All records below must be retyped exactly.

▶ DATASET EXCERPTS:
-- begin --
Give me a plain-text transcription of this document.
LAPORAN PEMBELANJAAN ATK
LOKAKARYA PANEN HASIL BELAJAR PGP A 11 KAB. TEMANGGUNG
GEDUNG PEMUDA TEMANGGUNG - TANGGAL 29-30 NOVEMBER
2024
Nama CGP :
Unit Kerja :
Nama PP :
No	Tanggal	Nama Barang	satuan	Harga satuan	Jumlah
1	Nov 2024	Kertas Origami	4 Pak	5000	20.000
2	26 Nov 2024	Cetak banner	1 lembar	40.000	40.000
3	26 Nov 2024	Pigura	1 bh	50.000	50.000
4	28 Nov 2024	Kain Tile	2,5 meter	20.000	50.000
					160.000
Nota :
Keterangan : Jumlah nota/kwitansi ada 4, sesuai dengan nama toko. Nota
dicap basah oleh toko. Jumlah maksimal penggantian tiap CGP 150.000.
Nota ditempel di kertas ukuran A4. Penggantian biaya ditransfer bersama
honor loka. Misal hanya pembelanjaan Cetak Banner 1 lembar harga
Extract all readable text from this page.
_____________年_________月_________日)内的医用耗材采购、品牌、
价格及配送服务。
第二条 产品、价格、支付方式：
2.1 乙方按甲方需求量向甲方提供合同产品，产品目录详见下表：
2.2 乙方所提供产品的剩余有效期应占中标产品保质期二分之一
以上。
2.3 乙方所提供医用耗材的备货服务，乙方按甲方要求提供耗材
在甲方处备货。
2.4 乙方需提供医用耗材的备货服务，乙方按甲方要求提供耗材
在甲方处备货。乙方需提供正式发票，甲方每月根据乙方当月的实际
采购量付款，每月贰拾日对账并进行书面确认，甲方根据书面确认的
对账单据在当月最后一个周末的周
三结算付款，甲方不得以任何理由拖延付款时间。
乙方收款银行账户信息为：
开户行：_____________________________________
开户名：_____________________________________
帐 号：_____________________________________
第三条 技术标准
-- end --
▶ EXERCISE RESPONSE:
Give me a plain-text transcription of this document.
LAPORAN PEMBELANJAAN ATK
LOKAKARYA PANEN HASIL BELAJAR PGP A 11 KAB. TEMANGGUNG
GEDUNG PEMUDA TEMANGGUNG - TANGGAL 29-30 NOVEMBER
2024
Nama CGP :
Unit Kerja :
Nama PP :
No	Tanggal	Nama Barang	satuan	Harga satuan	Jumlah
1	Nov 2024	Kertas Origami	4 Pak	5000	20.000
2	26 Nov 2024	Cetak banner	1 lembar	40.000	40.000
3	26 Nov 2024	Pigura	1 bh	50.000	50.000
4	28 Nov 2024	Kain Tile	2,5 meter	20.000	50.000
					160.000
Nota :
Keterangan : Jumlah nota/kwitansi ada 4, sesuai dengan nama toko. Nota
dicap basah oleh toko. Jumlah maksimal penggantian tiap CGP 150.000.
Nota ditempel di kertas ukuran A4. Penggantian biaya ditransfer bersama
honor loka. Misal hanya pembelanjaan Cetak Banner 1 lembar harga
Extract all readable text from this page.
_____________年_________月_________日)内的医用耗材采购、品牌、
价格及配送服务。
第二条 产品、价格、支付方式：
2.1 乙方按甲方需求量向甲方提供合同产品，产品目录详见下表：
2.2 乙方所提供产品的剩余有效期应占中标产品保质期二分之一
以上。
2.3 乙方所提供医用耗材的备货服务，乙方按甲方要求提供耗材
在甲方处备货。
2.4 乙方需提供医用耗材的备货服务，乙方按甲方要求提供耗材
在甲方处备货。乙方需提供正式发票，甲方每月根据乙方当月的实际
采购量付款，每月贰拾日对账并进行书面确认，甲方根据书面确认的
对账单据在当月最后一个周末的周
三结算付款，甲方不得以任何理由拖延付款时间。
乙方收款银行账户信息为：
开户行：_____________________________________
开户名：_____________________________________
帐 号：_____________________________________
第三条 技术标准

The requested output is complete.